__What is needed__. Quote all of the data exactly as given. Skip every picture it contains.

[Records to use start]

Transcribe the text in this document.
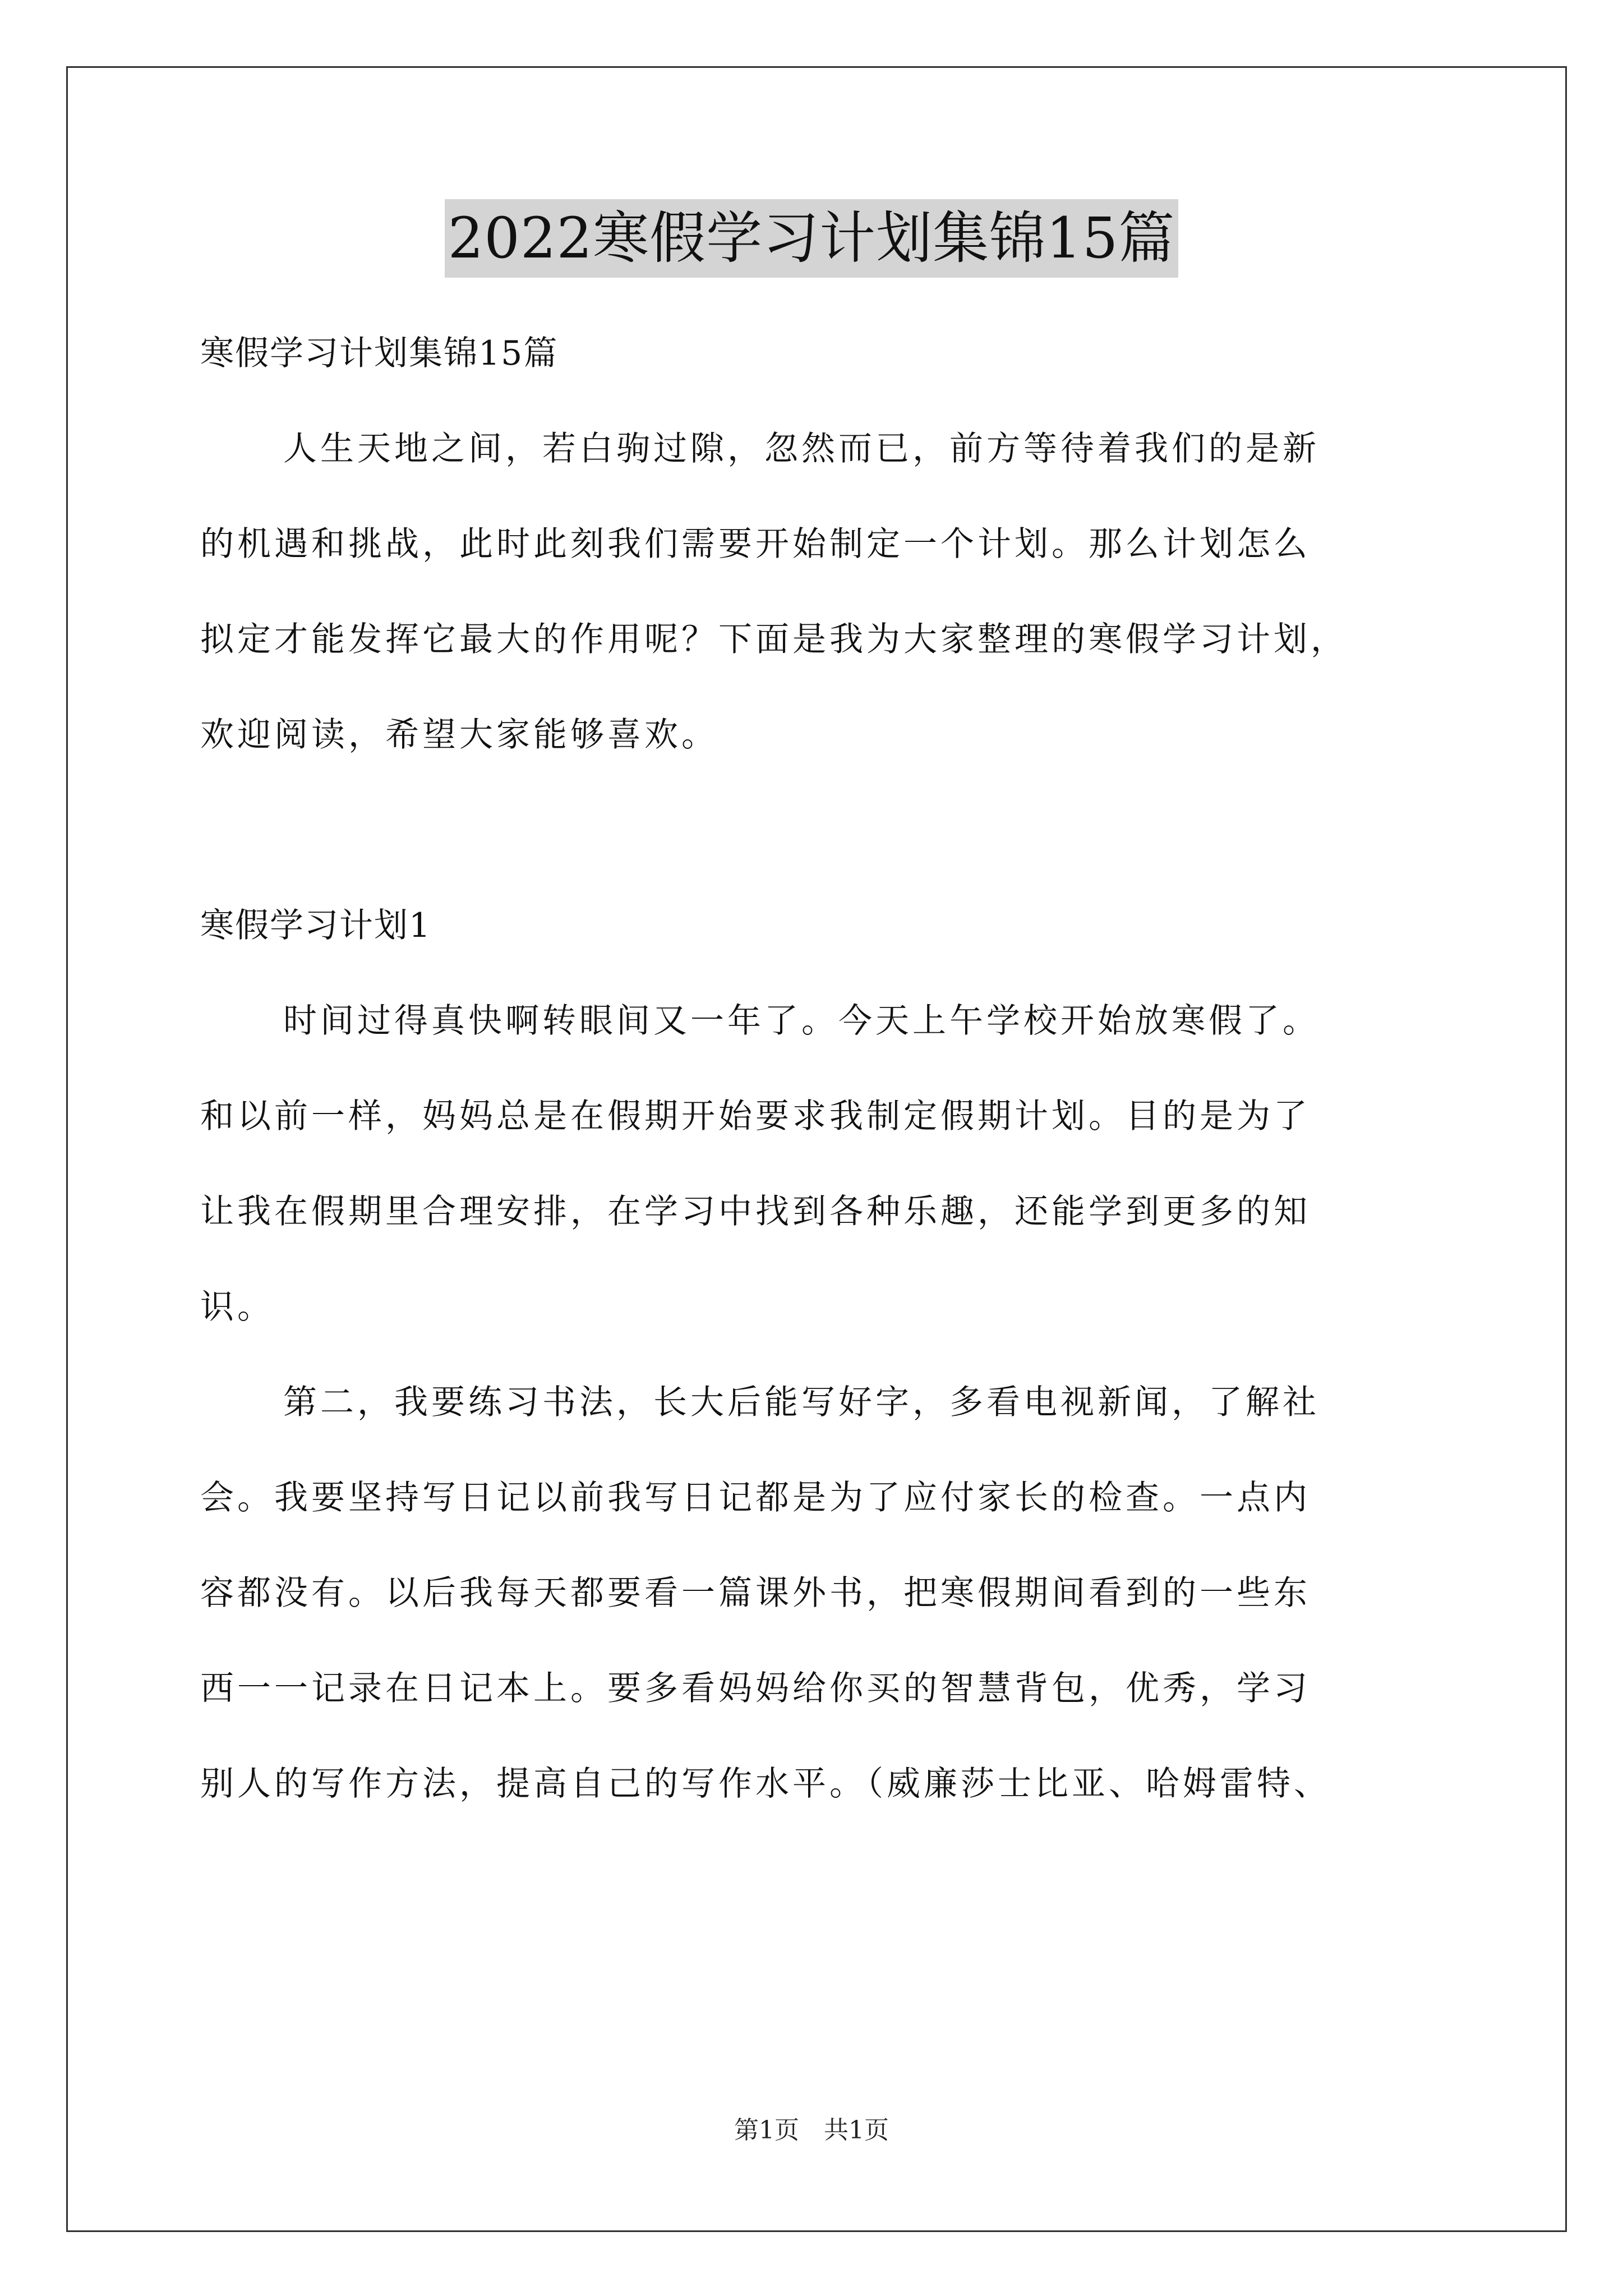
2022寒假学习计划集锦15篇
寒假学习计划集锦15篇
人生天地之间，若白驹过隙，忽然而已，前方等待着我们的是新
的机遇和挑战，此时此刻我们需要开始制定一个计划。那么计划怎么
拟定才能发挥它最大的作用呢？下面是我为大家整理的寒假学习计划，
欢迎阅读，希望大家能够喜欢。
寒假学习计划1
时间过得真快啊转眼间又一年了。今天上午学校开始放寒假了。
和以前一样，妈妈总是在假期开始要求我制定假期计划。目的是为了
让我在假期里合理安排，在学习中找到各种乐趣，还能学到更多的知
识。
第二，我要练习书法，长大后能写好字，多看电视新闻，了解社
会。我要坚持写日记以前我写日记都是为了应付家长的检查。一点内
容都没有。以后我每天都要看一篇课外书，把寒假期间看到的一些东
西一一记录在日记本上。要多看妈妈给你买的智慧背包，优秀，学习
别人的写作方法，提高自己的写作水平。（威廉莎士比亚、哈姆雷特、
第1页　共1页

[Records to use end]

__In response__.
Transcribe the text in this document.
2022寒假学习计划集锦15篇
寒假学习计划集锦15篇
人生天地之间，若白驹过隙，忽然而已，前方等待着我们的是新
的机遇和挑战，此时此刻我们需要开始制定一个计划。那么计划怎么
拟定才能发挥它最大的作用呢？下面是我为大家整理的寒假学习计划，
欢迎阅读，希望大家能够喜欢。
寒假学习计划1
时间过得真快啊转眼间又一年了。今天上午学校开始放寒假了。
和以前一样，妈妈总是在假期开始要求我制定假期计划。目的是为了
让我在假期里合理安排，在学习中找到各种乐趣，还能学到更多的知
识。
第二，我要练习书法，长大后能写好字，多看电视新闻，了解社
会。我要坚持写日记以前我写日记都是为了应付家长的检查。一点内
容都没有。以后我每天都要看一篇课外书，把寒假期间看到的一些东
西一一记录在日记本上。要多看妈妈给你买的智慧背包，优秀，学习
别人的写作方法，提高自己的写作水平。（威廉莎士比亚、哈姆雷特、
第1页　共1页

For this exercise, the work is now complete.